▸ **Exercise aim**:
Copy the data exactly; pictures stay out of the copy.

▸ **Dataset excerpts**:
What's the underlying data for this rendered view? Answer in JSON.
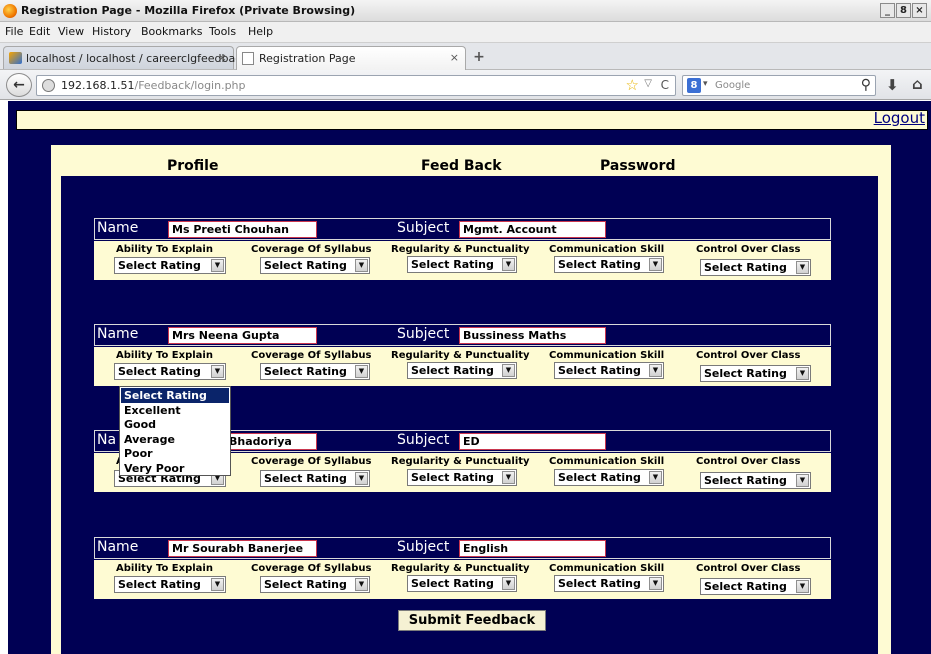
{
  "window": {
    "title": "Registration Page - Mozilla Firefox (Private Browsing)",
    "controls": [
      "_",
      "8",
      "×"
    ]
  },
  "menu": [
    "File",
    "Edit",
    "View",
    "History",
    "Bookmarks",
    "Tools",
    "Help"
  ],
  "tabs": [
    {
      "label": "localhost / localhost / careerclgfeedback ...",
      "close": "×"
    },
    {
      "label": "Registration Page",
      "close": "×"
    }
  ],
  "newtab": "+",
  "nav": {
    "url_host": "192.168.1.51",
    "url_path": "/Feedback/login.php",
    "search_placeholder": "Google",
    "search_engine_letter": "8"
  },
  "page": {
    "logout": "Logout",
    "nav_links": [
      "Profile",
      "Feed Back",
      "Password"
    ],
    "name_label": "Name",
    "subject_label": "Subject",
    "criteria": [
      "Ability To Explain",
      "Coverage Of Syllabus",
      "Regularity & Punctuality",
      "Communication Skill",
      "Control Over Class"
    ],
    "select_default": "Select Rating",
    "teachers": [
      {
        "name": "Ms Preeti Chouhan",
        "subject": "Mgmt. Account"
      },
      {
        "name": "Mrs Neena Gupta",
        "subject": "Bussiness Maths"
      },
      {
        "name": "Mrs Neha Bhadoriya",
        "name_visible": "Na",
        "name_field_visible": "Bhadoriya",
        "subject": "ED"
      },
      {
        "name": "Mr Sourabh Banerjee",
        "subject": "English"
      }
    ],
    "dropdown_options": [
      "Select Rating",
      "Excellent",
      "Good",
      "Average",
      "Poor",
      "Very Poor"
    ],
    "submit": "Submit Feedback"
  }
}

▸ **Output for this exercise**:
What's the underlying data for this rendered view? Answer in JSON.
{
  "window": {
    "title": "Registration Page - Mozilla Firefox (Private Browsing)",
    "controls": [
      "_",
      "8",
      "×"
    ]
  },
  "menu": [
    "File",
    "Edit",
    "View",
    "History",
    "Bookmarks",
    "Tools",
    "Help"
  ],
  "tabs": [
    {
      "label": "localhost / localhost / careerclgfeedback ...",
      "close": "×"
    },
    {
      "label": "Registration Page",
      "close": "×"
    }
  ],
  "newtab": "+",
  "nav": {
    "url_host": "192.168.1.51",
    "url_path": "/Feedback/login.php",
    "search_placeholder": "Google",
    "search_engine_letter": "8"
  },
  "page": {
    "logout": "Logout",
    "nav_links": [
      "Profile",
      "Feed Back",
      "Password"
    ],
    "name_label": "Name",
    "subject_label": "Subject",
    "criteria": [
      "Ability To Explain",
      "Coverage Of Syllabus",
      "Regularity & Punctuality",
      "Communication Skill",
      "Control Over Class"
    ],
    "select_default": "Select Rating",
    "teachers": [
      {
        "name": "Ms Preeti Chouhan",
        "subject": "Mgmt. Account"
      },
      {
        "name": "Mrs Neena Gupta",
        "subject": "Bussiness Maths"
      },
      {
        "name": "Mrs Neha Bhadoriya",
        "name_visible": "Na",
        "name_field_visible": "Bhadoriya",
        "subject": "ED"
      },
      {
        "name": "Mr Sourabh Banerjee",
        "subject": "English"
      }
    ],
    "dropdown_options": [
      "Select Rating",
      "Excellent",
      "Good",
      "Average",
      "Poor",
      "Very Poor"
    ],
    "submit": "Submit Feedback"
  }
}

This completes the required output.